---------- EXERCISE MATERIAL ----------

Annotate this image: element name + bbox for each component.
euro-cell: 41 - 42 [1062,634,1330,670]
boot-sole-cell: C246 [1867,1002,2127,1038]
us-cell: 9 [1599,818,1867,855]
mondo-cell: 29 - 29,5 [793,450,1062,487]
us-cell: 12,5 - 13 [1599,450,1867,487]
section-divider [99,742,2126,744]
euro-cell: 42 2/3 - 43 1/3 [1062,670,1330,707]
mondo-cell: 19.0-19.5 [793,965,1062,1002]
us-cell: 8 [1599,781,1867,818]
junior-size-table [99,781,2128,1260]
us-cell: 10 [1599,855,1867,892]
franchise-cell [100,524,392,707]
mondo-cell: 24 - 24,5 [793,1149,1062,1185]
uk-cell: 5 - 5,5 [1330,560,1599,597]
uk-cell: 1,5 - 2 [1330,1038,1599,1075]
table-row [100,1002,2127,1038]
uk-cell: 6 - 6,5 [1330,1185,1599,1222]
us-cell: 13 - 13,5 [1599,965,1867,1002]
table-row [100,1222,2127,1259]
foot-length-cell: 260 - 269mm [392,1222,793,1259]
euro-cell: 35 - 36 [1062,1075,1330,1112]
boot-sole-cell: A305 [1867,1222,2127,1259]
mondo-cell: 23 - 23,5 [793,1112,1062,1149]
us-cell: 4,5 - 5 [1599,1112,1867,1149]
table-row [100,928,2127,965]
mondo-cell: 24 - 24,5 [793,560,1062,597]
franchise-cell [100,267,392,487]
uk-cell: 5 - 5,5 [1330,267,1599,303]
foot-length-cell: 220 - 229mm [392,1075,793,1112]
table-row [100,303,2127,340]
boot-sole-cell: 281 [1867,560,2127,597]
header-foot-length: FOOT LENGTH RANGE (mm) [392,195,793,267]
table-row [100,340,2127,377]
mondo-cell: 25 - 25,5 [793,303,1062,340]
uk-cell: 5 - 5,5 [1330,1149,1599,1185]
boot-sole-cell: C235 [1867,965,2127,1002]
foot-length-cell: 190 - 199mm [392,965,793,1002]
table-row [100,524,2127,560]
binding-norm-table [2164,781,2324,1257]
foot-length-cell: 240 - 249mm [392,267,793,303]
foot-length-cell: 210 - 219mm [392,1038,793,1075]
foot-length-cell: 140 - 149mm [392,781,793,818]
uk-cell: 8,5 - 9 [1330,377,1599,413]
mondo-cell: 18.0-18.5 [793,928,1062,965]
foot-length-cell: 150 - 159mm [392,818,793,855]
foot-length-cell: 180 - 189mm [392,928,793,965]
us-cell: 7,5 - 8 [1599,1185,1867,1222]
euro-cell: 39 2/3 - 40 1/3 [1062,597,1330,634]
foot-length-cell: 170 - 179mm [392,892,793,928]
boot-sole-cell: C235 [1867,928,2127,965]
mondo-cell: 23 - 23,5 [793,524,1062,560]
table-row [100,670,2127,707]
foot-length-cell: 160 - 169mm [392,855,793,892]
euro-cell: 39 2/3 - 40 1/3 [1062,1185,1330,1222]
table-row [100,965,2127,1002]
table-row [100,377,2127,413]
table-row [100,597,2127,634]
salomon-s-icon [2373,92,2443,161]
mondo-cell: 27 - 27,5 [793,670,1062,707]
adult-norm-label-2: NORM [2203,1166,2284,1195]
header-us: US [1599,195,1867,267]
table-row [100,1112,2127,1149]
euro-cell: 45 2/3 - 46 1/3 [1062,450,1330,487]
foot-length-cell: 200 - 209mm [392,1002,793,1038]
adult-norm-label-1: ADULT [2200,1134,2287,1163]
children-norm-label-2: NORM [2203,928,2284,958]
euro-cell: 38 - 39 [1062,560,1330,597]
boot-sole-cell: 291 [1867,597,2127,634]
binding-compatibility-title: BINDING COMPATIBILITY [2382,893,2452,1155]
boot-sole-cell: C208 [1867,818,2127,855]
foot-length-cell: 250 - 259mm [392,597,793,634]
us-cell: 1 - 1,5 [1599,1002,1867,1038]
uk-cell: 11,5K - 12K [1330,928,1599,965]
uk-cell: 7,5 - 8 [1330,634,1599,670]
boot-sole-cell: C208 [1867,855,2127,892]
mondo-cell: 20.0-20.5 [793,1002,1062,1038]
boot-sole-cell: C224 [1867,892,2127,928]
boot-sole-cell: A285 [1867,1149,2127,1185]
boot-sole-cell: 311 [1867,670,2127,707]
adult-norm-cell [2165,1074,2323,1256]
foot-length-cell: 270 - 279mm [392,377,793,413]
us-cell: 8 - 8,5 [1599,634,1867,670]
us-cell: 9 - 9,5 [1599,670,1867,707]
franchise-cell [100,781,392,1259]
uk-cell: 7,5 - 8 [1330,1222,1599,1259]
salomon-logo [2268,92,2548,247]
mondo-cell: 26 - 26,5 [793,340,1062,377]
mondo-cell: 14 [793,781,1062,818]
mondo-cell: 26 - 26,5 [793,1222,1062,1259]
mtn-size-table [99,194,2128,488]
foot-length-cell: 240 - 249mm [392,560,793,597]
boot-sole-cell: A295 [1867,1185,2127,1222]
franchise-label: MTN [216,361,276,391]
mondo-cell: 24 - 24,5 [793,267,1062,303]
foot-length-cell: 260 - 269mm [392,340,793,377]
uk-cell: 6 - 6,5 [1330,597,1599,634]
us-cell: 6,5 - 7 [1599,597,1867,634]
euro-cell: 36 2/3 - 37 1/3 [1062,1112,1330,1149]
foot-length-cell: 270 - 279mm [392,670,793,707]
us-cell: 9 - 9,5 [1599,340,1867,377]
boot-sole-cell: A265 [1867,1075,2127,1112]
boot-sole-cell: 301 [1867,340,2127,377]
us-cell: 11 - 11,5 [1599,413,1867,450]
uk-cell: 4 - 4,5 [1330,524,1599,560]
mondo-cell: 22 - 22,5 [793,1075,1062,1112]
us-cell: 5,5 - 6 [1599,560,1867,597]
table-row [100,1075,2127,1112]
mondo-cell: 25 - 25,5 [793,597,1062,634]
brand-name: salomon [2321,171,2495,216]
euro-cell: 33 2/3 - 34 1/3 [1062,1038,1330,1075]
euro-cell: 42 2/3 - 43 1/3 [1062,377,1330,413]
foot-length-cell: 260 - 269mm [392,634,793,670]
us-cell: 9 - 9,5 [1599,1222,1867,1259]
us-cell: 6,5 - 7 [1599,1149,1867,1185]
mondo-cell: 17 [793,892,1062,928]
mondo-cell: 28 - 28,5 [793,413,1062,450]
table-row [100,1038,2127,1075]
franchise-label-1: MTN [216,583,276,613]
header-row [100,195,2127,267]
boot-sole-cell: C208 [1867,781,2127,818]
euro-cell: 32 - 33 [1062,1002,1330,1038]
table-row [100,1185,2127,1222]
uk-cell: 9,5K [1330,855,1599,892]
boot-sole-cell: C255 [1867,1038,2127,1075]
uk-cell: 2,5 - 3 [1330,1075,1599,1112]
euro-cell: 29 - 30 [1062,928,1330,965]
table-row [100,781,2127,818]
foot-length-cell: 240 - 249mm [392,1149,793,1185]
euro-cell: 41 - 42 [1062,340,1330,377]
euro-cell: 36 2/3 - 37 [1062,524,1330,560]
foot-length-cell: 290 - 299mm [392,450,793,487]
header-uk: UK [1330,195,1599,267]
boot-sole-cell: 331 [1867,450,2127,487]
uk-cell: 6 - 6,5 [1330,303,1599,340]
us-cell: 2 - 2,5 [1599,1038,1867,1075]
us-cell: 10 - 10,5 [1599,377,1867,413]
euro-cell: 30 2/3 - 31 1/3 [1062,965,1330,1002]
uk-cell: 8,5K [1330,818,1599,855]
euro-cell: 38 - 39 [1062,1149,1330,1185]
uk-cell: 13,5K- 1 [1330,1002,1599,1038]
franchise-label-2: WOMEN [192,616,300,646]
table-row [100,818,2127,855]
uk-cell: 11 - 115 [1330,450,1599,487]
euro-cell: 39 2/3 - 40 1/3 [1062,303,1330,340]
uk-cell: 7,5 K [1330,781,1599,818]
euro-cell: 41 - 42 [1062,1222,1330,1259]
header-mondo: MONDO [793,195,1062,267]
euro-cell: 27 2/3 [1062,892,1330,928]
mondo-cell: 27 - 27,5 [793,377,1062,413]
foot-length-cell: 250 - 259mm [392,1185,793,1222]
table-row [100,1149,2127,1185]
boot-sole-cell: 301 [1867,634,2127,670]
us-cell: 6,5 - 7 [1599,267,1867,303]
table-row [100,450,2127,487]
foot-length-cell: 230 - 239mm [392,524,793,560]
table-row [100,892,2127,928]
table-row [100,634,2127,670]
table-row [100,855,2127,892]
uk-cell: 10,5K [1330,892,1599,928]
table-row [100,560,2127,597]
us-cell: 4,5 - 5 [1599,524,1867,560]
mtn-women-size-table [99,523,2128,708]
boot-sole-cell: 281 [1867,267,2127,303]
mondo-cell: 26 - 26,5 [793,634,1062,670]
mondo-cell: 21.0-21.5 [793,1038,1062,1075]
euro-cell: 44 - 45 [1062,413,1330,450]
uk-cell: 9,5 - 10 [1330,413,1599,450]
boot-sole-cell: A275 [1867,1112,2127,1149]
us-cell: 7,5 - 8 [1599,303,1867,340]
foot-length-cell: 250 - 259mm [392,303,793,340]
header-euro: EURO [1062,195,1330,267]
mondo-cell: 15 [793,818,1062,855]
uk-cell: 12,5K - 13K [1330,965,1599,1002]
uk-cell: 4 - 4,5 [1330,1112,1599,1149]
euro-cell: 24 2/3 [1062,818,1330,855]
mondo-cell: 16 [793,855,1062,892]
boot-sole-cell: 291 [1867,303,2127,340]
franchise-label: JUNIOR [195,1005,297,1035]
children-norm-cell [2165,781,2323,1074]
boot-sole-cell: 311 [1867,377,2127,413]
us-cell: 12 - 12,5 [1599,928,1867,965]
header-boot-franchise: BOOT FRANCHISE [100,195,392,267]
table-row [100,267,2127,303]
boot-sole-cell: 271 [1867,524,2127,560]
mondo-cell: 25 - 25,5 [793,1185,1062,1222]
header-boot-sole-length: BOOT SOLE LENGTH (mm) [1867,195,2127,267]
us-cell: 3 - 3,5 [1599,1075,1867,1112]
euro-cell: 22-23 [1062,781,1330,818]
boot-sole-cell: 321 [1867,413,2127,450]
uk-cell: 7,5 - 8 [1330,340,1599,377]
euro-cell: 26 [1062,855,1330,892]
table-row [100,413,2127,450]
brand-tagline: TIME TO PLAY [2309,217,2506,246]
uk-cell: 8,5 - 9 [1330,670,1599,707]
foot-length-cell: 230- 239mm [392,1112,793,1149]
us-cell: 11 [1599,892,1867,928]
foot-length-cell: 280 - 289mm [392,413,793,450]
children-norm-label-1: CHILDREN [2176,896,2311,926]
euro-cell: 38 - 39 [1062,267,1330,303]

----------

◆ **INSTRUCTIONS FOR THE TASK**:
Please put everything from the start of the records down to the line containing "junior-size-table [99,781,2128,1260]", that line included, into a numbered list, leaving out any blank lines.

◆ **SOLUTION BELOW**:
1. Annotate this image: element name + bbox for each component.
2. euro-cell: 41 - 42 [1062,634,1330,670]
3. boot-sole-cell: C246 [1867,1002,2127,1038]
4. us-cell: 9 [1599,818,1867,855]
5. mondo-cell: 29 - 29,5 [793,450,1062,487]
6. us-cell: 12,5 - 13 [1599,450,1867,487]
7. section-divider [99,742,2126,744]
8. euro-cell: 42 2/3 - 43 1/3 [1062,670,1330,707]
9. mondo-cell: 19.0-19.5 [793,965,1062,1002]
10. us-cell: 8 [1599,781,1867,818]
11. junior-size-table [99,781,2128,1260]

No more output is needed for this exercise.